WRITTEN REQUEST: Omit the pictures and output every entry below exactly as written.

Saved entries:

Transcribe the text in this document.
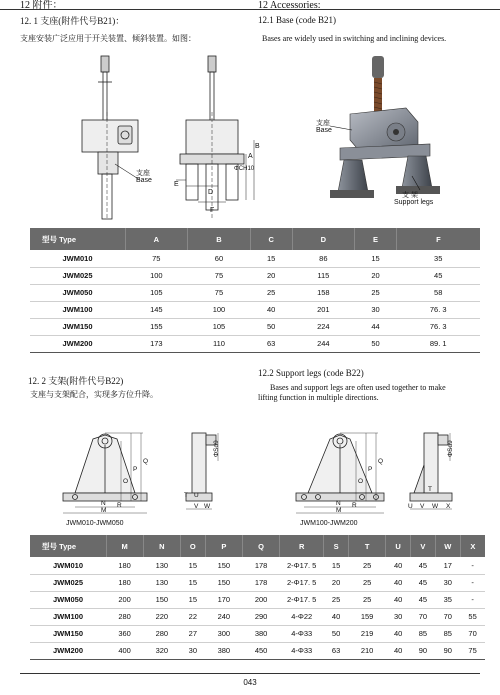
12 附件：	12 Accessories:
12. 1 支座(附件代号B21)：	12.1 Base (code B21)
支座安装广泛应用于开关装置、倾斜装置。如图：	Bases are widely used in switching and inclining devices.
支座
Base
A
B
ΦCH10
D
E
F
支座
Base
支 架
Support legs
型号 Type	A	B	C	D	E	F
JWM010	75	60	15	86	15	35
JWM025	100	75	20	115	20	45
JWM050	105	75	25	158	25	58
JWM100	145	100	40	201	30	76. 3
JWM150	155	105	50	224	44	76. 3
JWM200	173	110	63	244	50	89. 1
12. 2 支架(附件代号B22)
支座与支架配合，实现多方位升降。
12.2 Support legs (code B22)
Bases and support legs are often used together to make
lifting function in multiple directions.
O
P
Q
N
M
R
ΦSd9
T U
V W
JWM010-JWM050
O
P
Q
N
M
R
ΦSd9
T
U V W X
JWM100-JWM200
型号 Type	M	N	O	P	Q	R	S	T	U	V	W	X
JWM010	180	130	15	150	178	2-Φ17. 5	15	25	40	45	17	-
JWM025	180	130	15	150	178	2-Φ17. 5	20	25	40	45	30	-
JWM050	200	150	15	170	200	2-Φ17. 5	25	25	40	45	35	-
JWM100	280	220	22	240	290	4-Φ22	40	159	30	70	70	55
JWM150	360	280	27	300	380	4-Φ33	50	219	40	85	85	70
JWM200	400	320	30	380	450	4-Φ33	63	210	40	90	90	75
043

EXERCISE RESULT:
Transcribe the text in this document.
12 附件：	12 Accessories:
12. 1 支座(附件代号B21)：	12.1 Base (code B21)
支座安装广泛应用于开关装置、倾斜装置。如图：	Bases are widely used in switching and inclining devices.
支座
Base
A
B
ΦCH10
D
E
F
支座
Base
支 架
Support legs
型号 Type	A	B	C	D	E	F
JWM010	75	60	15	86	15	35
JWM025	100	75	20	115	20	45
JWM050	105	75	25	158	25	58
JWM100	145	100	40	201	30	76. 3
JWM150	155	105	50	224	44	76. 3
JWM200	173	110	63	244	50	89. 1
12. 2 支架(附件代号B22)
支座与支架配合，实现多方位升降。
12.2 Support legs (code B22)
Bases and support legs are often used together to make
lifting function in multiple directions.
O
P
Q
N
M
R
ΦSd9
T U
V W
JWM010-JWM050
O
P
Q
N
M
R
ΦSd9
T
U V W X
JWM100-JWM200
型号 Type	M	N	O	P	Q	R	S	T	U	V	W	X
JWM010	180	130	15	150	178	2-Φ17. 5	15	25	40	45	17	-
JWM025	180	130	15	150	178	2-Φ17. 5	20	25	40	45	30	-
JWM050	200	150	15	170	200	2-Φ17. 5	25	25	40	45	35	-
JWM100	280	220	22	240	290	4-Φ22	40	159	30	70	70	55
JWM150	360	280	27	300	380	4-Φ33	50	219	40	85	85	70
JWM200	400	320	30	380	450	4-Φ33	63	210	40	90	90	75
043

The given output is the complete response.